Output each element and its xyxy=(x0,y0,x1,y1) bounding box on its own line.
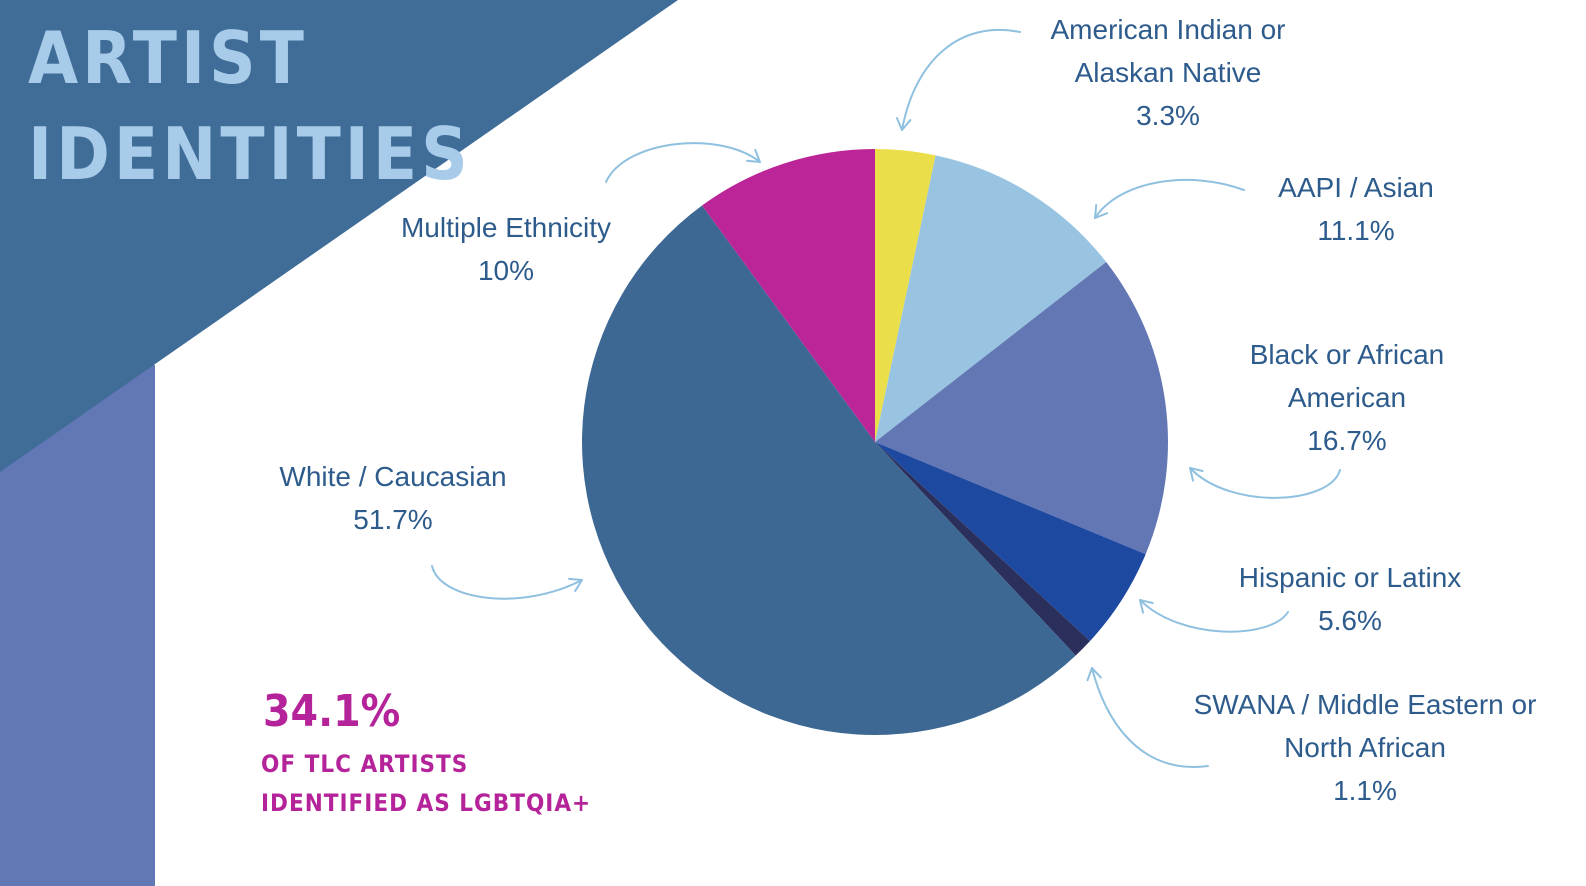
pie-slice-6 xyxy=(582,205,1076,735)
pie-slice-1 xyxy=(875,149,936,442)
callout-arrow-3 xyxy=(1189,467,1341,499)
callout-arrows xyxy=(431,28,1341,768)
slice-label-text: Multiple Ethnicity xyxy=(400,212,612,243)
slice-label-text: Black or African xyxy=(1249,339,1445,370)
page-title-line-2: IDENTITIES xyxy=(28,112,472,196)
slice-label-text: Hispanic or Latinx xyxy=(1238,562,1462,593)
slice-value: 10% xyxy=(477,255,535,286)
stat-value: 34.1% xyxy=(263,686,401,737)
slice-label-5: SWANA / Middle Eastern or North African 1.… xyxy=(1194,683,1537,812)
slice-value: 11.1% xyxy=(1317,215,1395,246)
pie-slice-5 xyxy=(875,442,1091,656)
slice-label-text: American xyxy=(1287,382,1407,413)
callout-arrow-6 xyxy=(431,565,583,600)
callout-arrowhead-5 xyxy=(1086,667,1102,682)
page-title-line-1: ARTIST xyxy=(28,16,308,100)
callout-arrowhead-4 xyxy=(1139,599,1154,614)
slice-label-text: North African xyxy=(1284,732,1446,763)
slice-value: 3.3% xyxy=(1136,100,1200,131)
callout-arrow-5 xyxy=(1091,667,1209,768)
banner-dark-triangle xyxy=(0,0,678,472)
stat-caption-line-1: OF TLC ARTISTS xyxy=(261,750,469,778)
callout-arrow-1 xyxy=(901,28,1021,131)
slice-label-text: White / Caucasian xyxy=(279,461,507,492)
callout-arrow-2 xyxy=(1094,178,1245,219)
slice-label-text: Alaskan Native xyxy=(1074,57,1262,88)
slice-label-text: AAPI / Asian xyxy=(1278,172,1434,203)
callout-arrowhead-2 xyxy=(1094,204,1109,219)
slice-value: 51.7% xyxy=(353,504,433,535)
slice-label-text: SWANA / Middle Eastern or xyxy=(1193,689,1537,720)
slice-label-4: Hispanic or Latinx 5.6% xyxy=(1239,556,1462,642)
slice-label-6: White / Caucasian 51.7% xyxy=(279,455,506,541)
slice-label-3: Black or African American 16.7% xyxy=(1250,333,1445,462)
pie-slice-3 xyxy=(875,262,1169,555)
slice-label-1: American Indian or Alaskan Native 3.3% xyxy=(1050,8,1285,137)
callout-arrowhead-3 xyxy=(1189,467,1204,482)
callout-arrow-7 xyxy=(605,142,761,183)
pie-slice-4 xyxy=(875,442,1146,642)
pie-slices xyxy=(582,149,1169,735)
slice-value: 1.1% xyxy=(1333,775,1397,806)
slice-value: 16.7% xyxy=(1307,425,1387,456)
stat-caption-line-2: IDENTIFIED AS LGBTQIA+ xyxy=(261,789,592,817)
banner-light-strip xyxy=(0,365,155,886)
pie-slice-2 xyxy=(875,155,1107,442)
slice-label-text: American Indian or xyxy=(1050,14,1286,45)
pie-slice-7 xyxy=(702,149,875,442)
callout-arrowhead-7 xyxy=(746,148,761,163)
callout-arrowhead-1 xyxy=(895,117,912,131)
callout-arrowhead-6 xyxy=(568,577,583,593)
slice-value: 5.6% xyxy=(1318,605,1382,636)
slice-label-7: Multiple Ethnicity 10% xyxy=(401,206,611,292)
callout-arrow-4 xyxy=(1139,599,1289,633)
slice-label-2: AAPI / Asian 11.1% xyxy=(1278,166,1434,252)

_____

_WRITTEN INSTRUCTION:_
Please copy out every line of the listing above verbatim, leaving the picture out of your answer.

_EXPECTED ANSWER:_
Output each element and its xyxy=(x0,y0,x1,y1) bounding box on its own line.
pie-slice-6 xyxy=(582,205,1076,735)
pie-slice-1 xyxy=(875,149,936,442)
callout-arrow-3 xyxy=(1189,467,1341,499)
callout-arrows xyxy=(431,28,1341,768)
slice-label-text: Multiple Ethnicity xyxy=(400,212,612,243)
slice-label-text: Black or African xyxy=(1249,339,1445,370)
page-title-line-2: IDENTITIES xyxy=(28,112,472,196)
slice-label-text: Hispanic or Latinx xyxy=(1238,562,1462,593)
slice-value: 10% xyxy=(477,255,535,286)
stat-value: 34.1% xyxy=(263,686,401,737)
slice-label-5: SWANA / Middle Eastern or North African 1.… xyxy=(1194,683,1537,812)
slice-value: 11.1% xyxy=(1317,215,1395,246)
pie-slice-5 xyxy=(875,442,1091,656)
slice-label-text: American xyxy=(1287,382,1407,413)
callout-arrow-6 xyxy=(431,565,583,600)
callout-arrowhead-5 xyxy=(1086,667,1102,682)
page-title-line-1: ARTIST xyxy=(28,16,308,100)
callout-arrowhead-4 xyxy=(1139,599,1154,614)
slice-label-text: North African xyxy=(1284,732,1446,763)
slice-value: 3.3% xyxy=(1136,100,1200,131)
callout-arrow-5 xyxy=(1091,667,1209,768)
banner-dark-triangle xyxy=(0,0,678,472)
stat-caption-line-1: OF TLC ARTISTS xyxy=(261,750,469,778)
callout-arrow-1 xyxy=(901,28,1021,131)
slice-label-text: White / Caucasian xyxy=(279,461,507,492)
callout-arrow-2 xyxy=(1094,178,1245,219)
slice-label-text: Alaskan Native xyxy=(1074,57,1262,88)
slice-label-text: AAPI / Asian xyxy=(1278,172,1434,203)
callout-arrowhead-2 xyxy=(1094,204,1109,219)
slice-value: 51.7% xyxy=(353,504,433,535)
slice-label-text: SWANA / Middle Eastern or xyxy=(1193,689,1537,720)
slice-label-4: Hispanic or Latinx 5.6% xyxy=(1239,556,1462,642)
slice-label-6: White / Caucasian 51.7% xyxy=(279,455,506,541)
slice-label-3: Black or African American 16.7% xyxy=(1250,333,1445,462)
pie-slice-3 xyxy=(875,262,1169,555)
slice-label-1: American Indian or Alaskan Native 3.3% xyxy=(1050,8,1285,137)
callout-arrowhead-3 xyxy=(1189,467,1204,482)
callout-arrow-7 xyxy=(605,142,761,183)
pie-slice-4 xyxy=(875,442,1146,642)
pie-slices xyxy=(582,149,1169,735)
slice-value: 1.1% xyxy=(1333,775,1397,806)
slice-value: 16.7% xyxy=(1307,425,1387,456)
stat-caption-line-2: IDENTIFIED AS LGBTQIA+ xyxy=(261,789,592,817)
banner-light-strip xyxy=(0,365,155,886)
pie-slice-2 xyxy=(875,155,1107,442)
slice-label-text: American Indian or xyxy=(1050,14,1286,45)
pie-slice-7 xyxy=(702,149,875,442)
callout-arrowhead-7 xyxy=(746,148,761,163)
callout-arrowhead-1 xyxy=(895,117,912,131)
callout-arrowhead-6 xyxy=(568,577,583,593)
slice-value: 5.6% xyxy=(1318,605,1382,636)
slice-label-7: Multiple Ethnicity 10% xyxy=(401,206,611,292)
callout-arrow-4 xyxy=(1139,599,1289,633)
slice-label-2: AAPI / Asian 11.1% xyxy=(1278,166,1434,252)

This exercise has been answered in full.